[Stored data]

* * * * *

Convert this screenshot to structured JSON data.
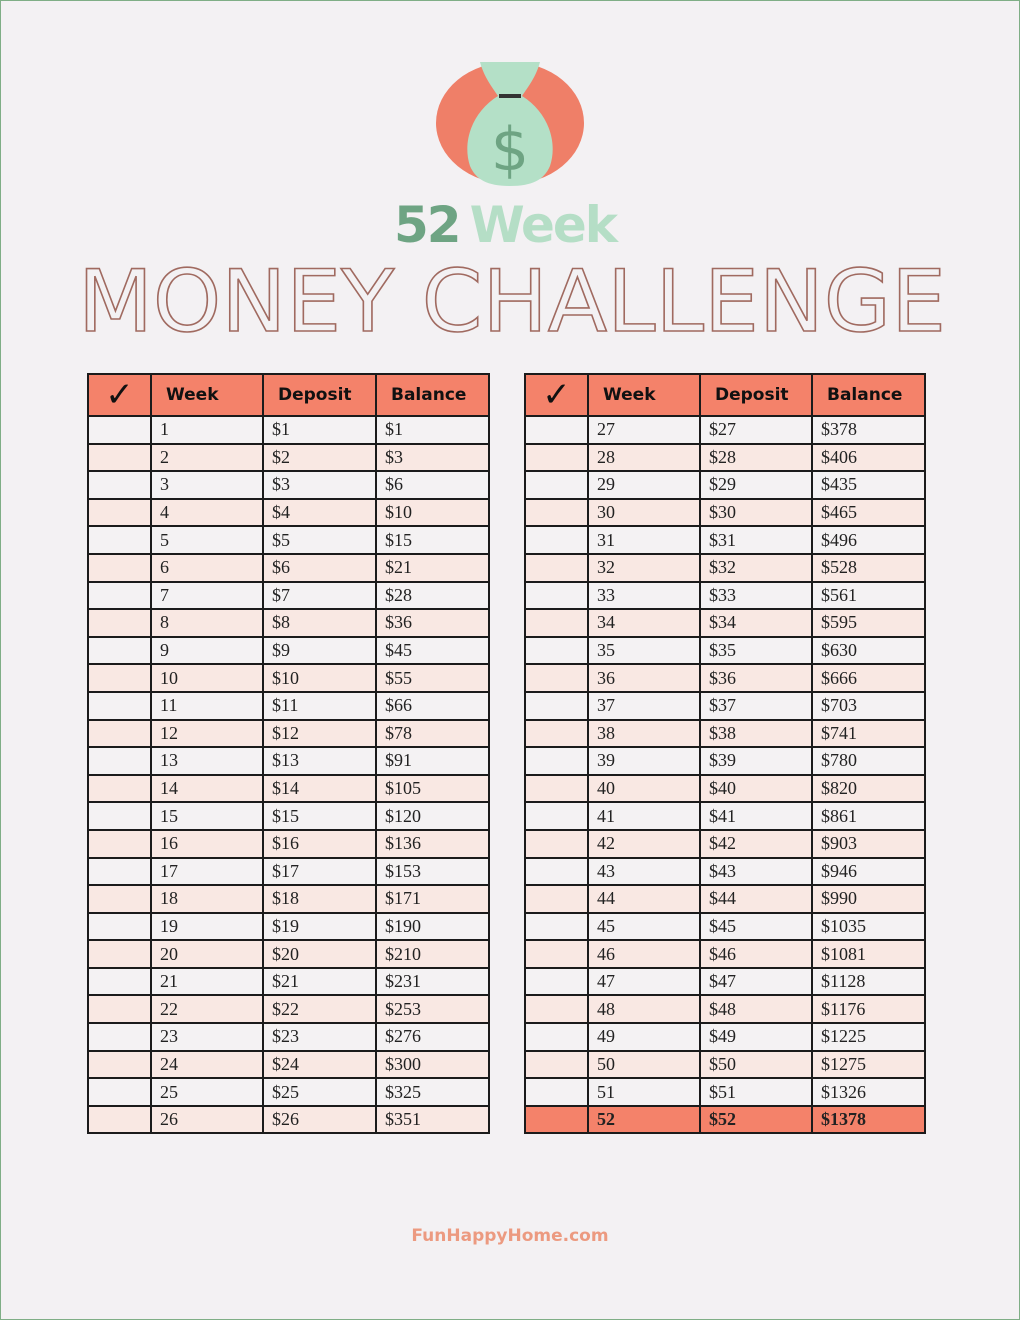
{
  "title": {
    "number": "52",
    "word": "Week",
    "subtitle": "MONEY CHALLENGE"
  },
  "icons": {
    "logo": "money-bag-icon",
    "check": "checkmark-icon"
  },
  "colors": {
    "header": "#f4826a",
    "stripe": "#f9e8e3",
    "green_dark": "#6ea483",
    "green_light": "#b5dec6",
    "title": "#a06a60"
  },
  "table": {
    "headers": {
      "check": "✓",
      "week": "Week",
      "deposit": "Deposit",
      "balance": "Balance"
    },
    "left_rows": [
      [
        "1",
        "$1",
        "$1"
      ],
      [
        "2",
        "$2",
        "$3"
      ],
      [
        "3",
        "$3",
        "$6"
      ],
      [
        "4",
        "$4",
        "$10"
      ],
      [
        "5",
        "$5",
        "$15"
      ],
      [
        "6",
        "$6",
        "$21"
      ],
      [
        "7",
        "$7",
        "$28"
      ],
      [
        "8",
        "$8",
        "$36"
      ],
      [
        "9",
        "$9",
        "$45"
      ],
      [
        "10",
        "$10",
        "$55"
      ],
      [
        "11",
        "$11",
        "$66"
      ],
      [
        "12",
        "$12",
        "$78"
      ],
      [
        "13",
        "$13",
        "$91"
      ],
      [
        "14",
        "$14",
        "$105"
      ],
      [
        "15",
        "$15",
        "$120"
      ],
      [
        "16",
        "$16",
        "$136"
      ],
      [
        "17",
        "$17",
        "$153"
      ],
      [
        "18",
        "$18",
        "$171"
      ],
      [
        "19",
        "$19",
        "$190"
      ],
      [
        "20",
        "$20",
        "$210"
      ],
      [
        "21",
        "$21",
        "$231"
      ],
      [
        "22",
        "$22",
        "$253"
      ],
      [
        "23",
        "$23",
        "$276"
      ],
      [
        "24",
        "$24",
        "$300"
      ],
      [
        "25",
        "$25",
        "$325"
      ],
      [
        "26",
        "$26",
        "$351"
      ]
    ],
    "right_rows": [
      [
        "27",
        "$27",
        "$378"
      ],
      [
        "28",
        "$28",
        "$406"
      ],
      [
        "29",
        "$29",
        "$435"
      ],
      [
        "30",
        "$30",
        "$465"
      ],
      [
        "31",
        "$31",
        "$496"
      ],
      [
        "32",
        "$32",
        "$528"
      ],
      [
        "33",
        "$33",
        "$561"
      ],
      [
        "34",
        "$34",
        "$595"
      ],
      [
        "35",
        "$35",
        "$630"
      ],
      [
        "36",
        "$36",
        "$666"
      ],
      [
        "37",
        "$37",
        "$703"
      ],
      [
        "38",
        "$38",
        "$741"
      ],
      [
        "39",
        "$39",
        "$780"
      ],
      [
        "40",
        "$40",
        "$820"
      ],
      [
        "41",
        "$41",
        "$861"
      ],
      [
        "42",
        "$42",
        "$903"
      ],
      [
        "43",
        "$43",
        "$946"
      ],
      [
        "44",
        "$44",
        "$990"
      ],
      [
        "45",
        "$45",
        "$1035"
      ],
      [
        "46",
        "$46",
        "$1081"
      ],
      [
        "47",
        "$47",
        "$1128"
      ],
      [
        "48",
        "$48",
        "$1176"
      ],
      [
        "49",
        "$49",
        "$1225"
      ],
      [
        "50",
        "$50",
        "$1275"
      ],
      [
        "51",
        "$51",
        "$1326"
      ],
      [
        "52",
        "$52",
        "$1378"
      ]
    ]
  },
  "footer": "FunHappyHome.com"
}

* * * * *

## Work required
Extract all the data above exactly, excluding every picture.

## Full answer
Convert this screenshot to structured JSON data.
{
  "title": {
    "number": "52",
    "word": "Week",
    "subtitle": "MONEY CHALLENGE"
  },
  "icons": {
    "logo": "money-bag-icon",
    "check": "checkmark-icon"
  },
  "colors": {
    "header": "#f4826a",
    "stripe": "#f9e8e3",
    "green_dark": "#6ea483",
    "green_light": "#b5dec6",
    "title": "#a06a60"
  },
  "table": {
    "headers": {
      "check": "✓",
      "week": "Week",
      "deposit": "Deposit",
      "balance": "Balance"
    },
    "left_rows": [
      [
        "1",
        "$1",
        "$1"
      ],
      [
        "2",
        "$2",
        "$3"
      ],
      [
        "3",
        "$3",
        "$6"
      ],
      [
        "4",
        "$4",
        "$10"
      ],
      [
        "5",
        "$5",
        "$15"
      ],
      [
        "6",
        "$6",
        "$21"
      ],
      [
        "7",
        "$7",
        "$28"
      ],
      [
        "8",
        "$8",
        "$36"
      ],
      [
        "9",
        "$9",
        "$45"
      ],
      [
        "10",
        "$10",
        "$55"
      ],
      [
        "11",
        "$11",
        "$66"
      ],
      [
        "12",
        "$12",
        "$78"
      ],
      [
        "13",
        "$13",
        "$91"
      ],
      [
        "14",
        "$14",
        "$105"
      ],
      [
        "15",
        "$15",
        "$120"
      ],
      [
        "16",
        "$16",
        "$136"
      ],
      [
        "17",
        "$17",
        "$153"
      ],
      [
        "18",
        "$18",
        "$171"
      ],
      [
        "19",
        "$19",
        "$190"
      ],
      [
        "20",
        "$20",
        "$210"
      ],
      [
        "21",
        "$21",
        "$231"
      ],
      [
        "22",
        "$22",
        "$253"
      ],
      [
        "23",
        "$23",
        "$276"
      ],
      [
        "24",
        "$24",
        "$300"
      ],
      [
        "25",
        "$25",
        "$325"
      ],
      [
        "26",
        "$26",
        "$351"
      ]
    ],
    "right_rows": [
      [
        "27",
        "$27",
        "$378"
      ],
      [
        "28",
        "$28",
        "$406"
      ],
      [
        "29",
        "$29",
        "$435"
      ],
      [
        "30",
        "$30",
        "$465"
      ],
      [
        "31",
        "$31",
        "$496"
      ],
      [
        "32",
        "$32",
        "$528"
      ],
      [
        "33",
        "$33",
        "$561"
      ],
      [
        "34",
        "$34",
        "$595"
      ],
      [
        "35",
        "$35",
        "$630"
      ],
      [
        "36",
        "$36",
        "$666"
      ],
      [
        "37",
        "$37",
        "$703"
      ],
      [
        "38",
        "$38",
        "$741"
      ],
      [
        "39",
        "$39",
        "$780"
      ],
      [
        "40",
        "$40",
        "$820"
      ],
      [
        "41",
        "$41",
        "$861"
      ],
      [
        "42",
        "$42",
        "$903"
      ],
      [
        "43",
        "$43",
        "$946"
      ],
      [
        "44",
        "$44",
        "$990"
      ],
      [
        "45",
        "$45",
        "$1035"
      ],
      [
        "46",
        "$46",
        "$1081"
      ],
      [
        "47",
        "$47",
        "$1128"
      ],
      [
        "48",
        "$48",
        "$1176"
      ],
      [
        "49",
        "$49",
        "$1225"
      ],
      [
        "50",
        "$50",
        "$1275"
      ],
      [
        "51",
        "$51",
        "$1326"
      ],
      [
        "52",
        "$52",
        "$1378"
      ]
    ]
  },
  "footer": "FunHappyHome.com"
}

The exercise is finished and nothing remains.